* [Goal]: Find how many lines in the material hold the word "name", then state that number and nothing more.

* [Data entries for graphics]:
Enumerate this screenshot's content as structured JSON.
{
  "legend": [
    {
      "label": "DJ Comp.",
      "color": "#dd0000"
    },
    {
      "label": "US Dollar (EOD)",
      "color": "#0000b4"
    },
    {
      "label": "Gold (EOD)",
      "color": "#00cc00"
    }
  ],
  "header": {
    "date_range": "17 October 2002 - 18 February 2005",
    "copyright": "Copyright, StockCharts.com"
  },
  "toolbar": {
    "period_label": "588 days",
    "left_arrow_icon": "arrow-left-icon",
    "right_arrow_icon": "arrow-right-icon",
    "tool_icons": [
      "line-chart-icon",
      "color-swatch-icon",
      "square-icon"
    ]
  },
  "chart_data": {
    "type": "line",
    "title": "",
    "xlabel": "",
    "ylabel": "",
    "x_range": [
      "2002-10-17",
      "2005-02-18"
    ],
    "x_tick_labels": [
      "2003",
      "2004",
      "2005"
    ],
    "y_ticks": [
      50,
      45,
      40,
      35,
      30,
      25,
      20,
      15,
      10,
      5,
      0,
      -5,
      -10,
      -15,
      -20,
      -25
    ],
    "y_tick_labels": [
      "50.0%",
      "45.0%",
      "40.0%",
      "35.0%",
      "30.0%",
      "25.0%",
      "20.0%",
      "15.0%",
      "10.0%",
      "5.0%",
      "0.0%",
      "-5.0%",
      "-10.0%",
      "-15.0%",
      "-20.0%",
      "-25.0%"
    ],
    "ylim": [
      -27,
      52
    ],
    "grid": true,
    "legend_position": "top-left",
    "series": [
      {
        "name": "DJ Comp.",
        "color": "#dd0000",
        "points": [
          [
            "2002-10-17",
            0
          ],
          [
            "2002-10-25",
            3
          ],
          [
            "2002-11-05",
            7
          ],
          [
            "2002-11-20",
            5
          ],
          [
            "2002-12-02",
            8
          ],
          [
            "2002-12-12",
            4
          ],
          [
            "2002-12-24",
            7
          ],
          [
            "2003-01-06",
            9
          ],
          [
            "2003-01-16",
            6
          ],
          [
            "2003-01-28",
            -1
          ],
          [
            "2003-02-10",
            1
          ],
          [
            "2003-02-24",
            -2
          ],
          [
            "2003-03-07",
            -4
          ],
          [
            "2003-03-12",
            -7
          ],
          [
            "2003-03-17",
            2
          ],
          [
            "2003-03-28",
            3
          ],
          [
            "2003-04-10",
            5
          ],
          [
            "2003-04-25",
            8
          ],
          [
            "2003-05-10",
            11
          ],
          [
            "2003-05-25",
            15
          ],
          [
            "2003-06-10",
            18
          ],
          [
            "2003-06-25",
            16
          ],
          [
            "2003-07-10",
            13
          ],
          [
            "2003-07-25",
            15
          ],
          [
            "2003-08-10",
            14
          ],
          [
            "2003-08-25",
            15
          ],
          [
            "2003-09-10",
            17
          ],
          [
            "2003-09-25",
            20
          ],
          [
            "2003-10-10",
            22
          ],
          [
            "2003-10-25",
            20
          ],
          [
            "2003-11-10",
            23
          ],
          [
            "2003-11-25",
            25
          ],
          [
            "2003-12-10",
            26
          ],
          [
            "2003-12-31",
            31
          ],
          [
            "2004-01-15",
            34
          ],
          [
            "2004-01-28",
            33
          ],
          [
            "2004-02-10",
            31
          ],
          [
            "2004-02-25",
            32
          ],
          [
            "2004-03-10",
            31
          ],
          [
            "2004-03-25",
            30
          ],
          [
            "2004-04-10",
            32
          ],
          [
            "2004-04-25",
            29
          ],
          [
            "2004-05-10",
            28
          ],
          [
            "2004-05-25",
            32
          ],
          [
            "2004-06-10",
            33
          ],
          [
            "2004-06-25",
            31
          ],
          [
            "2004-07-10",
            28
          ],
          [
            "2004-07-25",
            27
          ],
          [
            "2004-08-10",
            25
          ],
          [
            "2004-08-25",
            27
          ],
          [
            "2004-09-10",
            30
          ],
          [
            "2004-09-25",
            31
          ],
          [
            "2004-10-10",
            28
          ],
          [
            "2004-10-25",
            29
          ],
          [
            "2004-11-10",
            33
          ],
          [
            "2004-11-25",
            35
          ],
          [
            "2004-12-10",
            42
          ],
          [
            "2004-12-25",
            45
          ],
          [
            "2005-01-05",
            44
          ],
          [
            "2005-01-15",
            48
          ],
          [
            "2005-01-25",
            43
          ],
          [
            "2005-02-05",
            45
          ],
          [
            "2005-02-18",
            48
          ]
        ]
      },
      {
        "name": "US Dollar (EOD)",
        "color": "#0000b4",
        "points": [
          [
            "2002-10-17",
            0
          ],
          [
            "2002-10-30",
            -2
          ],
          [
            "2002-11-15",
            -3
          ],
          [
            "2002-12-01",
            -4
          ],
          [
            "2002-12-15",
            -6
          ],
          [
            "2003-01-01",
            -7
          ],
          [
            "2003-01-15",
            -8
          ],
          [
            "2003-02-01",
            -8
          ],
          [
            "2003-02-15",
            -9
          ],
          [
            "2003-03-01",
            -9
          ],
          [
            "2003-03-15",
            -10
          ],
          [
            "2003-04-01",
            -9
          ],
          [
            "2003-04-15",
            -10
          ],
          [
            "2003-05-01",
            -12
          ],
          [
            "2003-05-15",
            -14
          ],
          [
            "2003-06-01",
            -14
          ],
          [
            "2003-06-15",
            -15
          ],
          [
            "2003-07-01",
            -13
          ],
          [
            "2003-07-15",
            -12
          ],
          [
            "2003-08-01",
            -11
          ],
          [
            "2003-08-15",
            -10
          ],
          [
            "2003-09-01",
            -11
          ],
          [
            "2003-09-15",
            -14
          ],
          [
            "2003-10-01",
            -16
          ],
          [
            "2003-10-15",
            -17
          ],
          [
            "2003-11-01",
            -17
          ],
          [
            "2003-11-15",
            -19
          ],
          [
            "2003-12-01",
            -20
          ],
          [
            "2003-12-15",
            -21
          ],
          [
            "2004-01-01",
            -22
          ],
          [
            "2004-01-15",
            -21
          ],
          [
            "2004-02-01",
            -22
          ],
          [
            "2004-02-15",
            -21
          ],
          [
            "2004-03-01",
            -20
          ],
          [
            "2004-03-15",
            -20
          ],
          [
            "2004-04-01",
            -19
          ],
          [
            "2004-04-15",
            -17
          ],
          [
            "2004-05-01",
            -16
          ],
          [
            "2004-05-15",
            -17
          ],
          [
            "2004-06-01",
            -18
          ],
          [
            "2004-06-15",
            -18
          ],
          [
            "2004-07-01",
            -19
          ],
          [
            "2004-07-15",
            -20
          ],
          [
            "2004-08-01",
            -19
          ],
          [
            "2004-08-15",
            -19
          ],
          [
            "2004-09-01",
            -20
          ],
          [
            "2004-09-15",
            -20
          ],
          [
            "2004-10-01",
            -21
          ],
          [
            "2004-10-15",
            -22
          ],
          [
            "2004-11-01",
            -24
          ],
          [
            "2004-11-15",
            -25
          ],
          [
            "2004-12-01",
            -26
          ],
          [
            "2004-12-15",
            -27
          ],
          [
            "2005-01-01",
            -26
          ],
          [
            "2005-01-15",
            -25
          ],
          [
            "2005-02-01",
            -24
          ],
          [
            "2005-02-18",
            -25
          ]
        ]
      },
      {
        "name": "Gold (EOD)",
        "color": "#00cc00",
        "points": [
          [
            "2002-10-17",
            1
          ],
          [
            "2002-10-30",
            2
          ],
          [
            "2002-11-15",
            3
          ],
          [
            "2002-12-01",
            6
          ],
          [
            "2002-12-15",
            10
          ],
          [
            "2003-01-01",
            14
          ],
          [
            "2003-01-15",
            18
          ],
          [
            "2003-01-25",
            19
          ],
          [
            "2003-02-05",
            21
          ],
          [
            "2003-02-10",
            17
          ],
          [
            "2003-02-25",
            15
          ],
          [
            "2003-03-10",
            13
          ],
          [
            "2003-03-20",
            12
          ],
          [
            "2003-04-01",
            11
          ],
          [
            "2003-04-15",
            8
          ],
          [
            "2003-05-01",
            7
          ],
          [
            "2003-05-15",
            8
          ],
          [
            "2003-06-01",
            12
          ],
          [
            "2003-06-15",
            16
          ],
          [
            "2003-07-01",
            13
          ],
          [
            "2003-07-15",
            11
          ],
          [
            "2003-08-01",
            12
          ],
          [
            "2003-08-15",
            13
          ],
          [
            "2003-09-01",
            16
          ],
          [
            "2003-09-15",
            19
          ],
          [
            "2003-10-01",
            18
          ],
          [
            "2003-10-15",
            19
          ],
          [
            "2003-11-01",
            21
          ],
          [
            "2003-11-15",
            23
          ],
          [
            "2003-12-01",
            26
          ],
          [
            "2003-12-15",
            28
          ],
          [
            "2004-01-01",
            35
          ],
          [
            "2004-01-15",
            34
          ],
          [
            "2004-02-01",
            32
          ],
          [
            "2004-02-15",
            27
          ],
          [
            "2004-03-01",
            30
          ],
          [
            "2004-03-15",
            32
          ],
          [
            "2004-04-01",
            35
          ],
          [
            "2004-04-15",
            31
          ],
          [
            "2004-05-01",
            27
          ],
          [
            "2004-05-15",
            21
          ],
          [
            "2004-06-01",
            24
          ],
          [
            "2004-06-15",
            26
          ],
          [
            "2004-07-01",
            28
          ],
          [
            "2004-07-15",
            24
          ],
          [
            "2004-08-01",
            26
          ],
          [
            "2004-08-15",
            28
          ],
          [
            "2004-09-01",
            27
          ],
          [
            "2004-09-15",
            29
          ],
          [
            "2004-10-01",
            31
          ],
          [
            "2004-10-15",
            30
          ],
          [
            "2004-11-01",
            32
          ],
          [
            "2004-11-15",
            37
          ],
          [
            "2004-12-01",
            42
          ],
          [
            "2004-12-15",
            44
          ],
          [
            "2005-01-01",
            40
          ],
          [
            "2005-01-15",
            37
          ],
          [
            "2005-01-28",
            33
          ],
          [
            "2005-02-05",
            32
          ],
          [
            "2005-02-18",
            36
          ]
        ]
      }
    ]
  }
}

* [Full answer]: 3